EXERCISE GOAL –
Copy the entries verbatim, from the first line through the line that contains "taskbar-word[interactable]: W: [494, 1030, 552, 1080]", both ends included.

+++

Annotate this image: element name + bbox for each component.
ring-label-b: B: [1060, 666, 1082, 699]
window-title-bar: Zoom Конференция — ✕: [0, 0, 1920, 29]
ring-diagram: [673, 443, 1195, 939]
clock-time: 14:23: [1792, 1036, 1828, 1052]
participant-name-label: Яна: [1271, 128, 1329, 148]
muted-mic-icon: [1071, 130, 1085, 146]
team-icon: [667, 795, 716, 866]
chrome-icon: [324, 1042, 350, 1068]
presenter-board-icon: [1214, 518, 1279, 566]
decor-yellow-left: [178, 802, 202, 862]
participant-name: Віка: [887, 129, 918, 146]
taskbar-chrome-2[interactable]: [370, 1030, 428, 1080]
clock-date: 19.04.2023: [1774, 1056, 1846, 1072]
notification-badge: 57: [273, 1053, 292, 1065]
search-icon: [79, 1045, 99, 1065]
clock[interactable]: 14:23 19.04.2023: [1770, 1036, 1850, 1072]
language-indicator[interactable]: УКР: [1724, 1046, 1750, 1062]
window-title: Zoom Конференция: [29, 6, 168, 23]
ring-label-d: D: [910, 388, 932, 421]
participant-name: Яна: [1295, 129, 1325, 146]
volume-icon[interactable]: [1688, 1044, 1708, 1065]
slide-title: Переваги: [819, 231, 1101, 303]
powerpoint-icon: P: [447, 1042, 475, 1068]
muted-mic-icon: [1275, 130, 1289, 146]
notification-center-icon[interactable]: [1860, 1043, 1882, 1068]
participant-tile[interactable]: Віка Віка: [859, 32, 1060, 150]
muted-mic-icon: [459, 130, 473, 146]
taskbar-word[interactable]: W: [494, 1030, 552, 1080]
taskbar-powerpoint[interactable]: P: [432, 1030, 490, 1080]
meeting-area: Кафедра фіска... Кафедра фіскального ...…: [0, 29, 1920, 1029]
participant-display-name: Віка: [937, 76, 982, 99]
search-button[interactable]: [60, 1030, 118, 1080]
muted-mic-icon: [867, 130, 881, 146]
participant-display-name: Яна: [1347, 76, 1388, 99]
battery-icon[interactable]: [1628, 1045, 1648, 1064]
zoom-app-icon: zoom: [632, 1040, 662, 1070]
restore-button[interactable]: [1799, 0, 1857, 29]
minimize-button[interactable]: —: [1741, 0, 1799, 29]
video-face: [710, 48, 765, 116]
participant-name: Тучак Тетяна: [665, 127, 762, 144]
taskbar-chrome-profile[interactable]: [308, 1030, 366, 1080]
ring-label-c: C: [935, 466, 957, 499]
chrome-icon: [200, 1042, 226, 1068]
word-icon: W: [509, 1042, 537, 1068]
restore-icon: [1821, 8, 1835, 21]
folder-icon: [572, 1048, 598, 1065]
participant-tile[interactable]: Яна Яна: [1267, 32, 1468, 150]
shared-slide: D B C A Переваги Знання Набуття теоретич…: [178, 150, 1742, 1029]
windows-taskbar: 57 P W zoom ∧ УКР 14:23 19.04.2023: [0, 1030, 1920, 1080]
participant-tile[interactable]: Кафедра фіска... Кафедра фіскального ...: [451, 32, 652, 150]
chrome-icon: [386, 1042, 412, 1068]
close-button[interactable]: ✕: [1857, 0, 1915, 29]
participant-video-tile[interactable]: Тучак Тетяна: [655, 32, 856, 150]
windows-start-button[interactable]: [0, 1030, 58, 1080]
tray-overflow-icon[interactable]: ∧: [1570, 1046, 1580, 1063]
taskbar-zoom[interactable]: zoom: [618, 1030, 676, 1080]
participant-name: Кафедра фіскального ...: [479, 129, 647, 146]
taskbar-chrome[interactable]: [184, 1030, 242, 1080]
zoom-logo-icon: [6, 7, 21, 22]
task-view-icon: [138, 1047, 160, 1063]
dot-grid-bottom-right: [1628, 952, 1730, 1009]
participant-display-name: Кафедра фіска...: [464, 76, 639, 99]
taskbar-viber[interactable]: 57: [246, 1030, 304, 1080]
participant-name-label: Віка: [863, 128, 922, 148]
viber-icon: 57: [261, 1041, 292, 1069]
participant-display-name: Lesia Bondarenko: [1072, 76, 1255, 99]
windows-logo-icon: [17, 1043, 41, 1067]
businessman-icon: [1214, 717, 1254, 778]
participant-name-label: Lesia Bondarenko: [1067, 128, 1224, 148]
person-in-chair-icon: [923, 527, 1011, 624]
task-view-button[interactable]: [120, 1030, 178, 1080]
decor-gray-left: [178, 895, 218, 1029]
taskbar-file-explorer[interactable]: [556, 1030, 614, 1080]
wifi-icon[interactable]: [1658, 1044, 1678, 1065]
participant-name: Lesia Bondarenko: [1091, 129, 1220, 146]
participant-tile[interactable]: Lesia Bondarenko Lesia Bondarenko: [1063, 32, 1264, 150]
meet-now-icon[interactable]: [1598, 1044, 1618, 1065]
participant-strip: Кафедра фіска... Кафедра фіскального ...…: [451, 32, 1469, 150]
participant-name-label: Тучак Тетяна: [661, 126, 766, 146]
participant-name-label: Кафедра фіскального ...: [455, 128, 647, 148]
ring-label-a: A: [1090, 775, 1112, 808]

+++

FULL SOLUTION –
Annotate this image: element name + bbox for each component.
ring-label-b: B: [1060, 666, 1082, 699]
window-title-bar: Zoom Конференция — ✕: [0, 0, 1920, 29]
ring-diagram: [673, 443, 1195, 939]
clock-time: 14:23: [1792, 1036, 1828, 1052]
participant-name-label: Яна: [1271, 128, 1329, 148]
muted-mic-icon: [1071, 130, 1085, 146]
team-icon: [667, 795, 716, 866]
chrome-icon: [324, 1042, 350, 1068]
presenter-board-icon: [1214, 518, 1279, 566]
decor-yellow-left: [178, 802, 202, 862]
participant-name: Віка: [887, 129, 918, 146]
taskbar-chrome-2[interactable]: [370, 1030, 428, 1080]
clock-date: 19.04.2023: [1774, 1056, 1846, 1072]
notification-badge: 57: [273, 1053, 292, 1065]
search-icon: [79, 1045, 99, 1065]
clock[interactable]: 14:23 19.04.2023: [1770, 1036, 1850, 1072]
language-indicator[interactable]: УКР: [1724, 1046, 1750, 1062]
window-title: Zoom Конференция: [29, 6, 168, 23]
ring-label-d: D: [910, 388, 932, 421]
participant-name: Яна: [1295, 129, 1325, 146]
volume-icon[interactable]: [1688, 1044, 1708, 1065]
slide-title: Переваги: [819, 231, 1101, 303]
powerpoint-icon: P: [447, 1042, 475, 1068]
muted-mic-icon: [1275, 130, 1289, 146]
notification-center-icon[interactable]: [1860, 1043, 1882, 1068]
participant-tile[interactable]: Віка Віка: [859, 32, 1060, 150]
muted-mic-icon: [459, 130, 473, 146]
taskbar-word[interactable]: W: [494, 1030, 552, 1080]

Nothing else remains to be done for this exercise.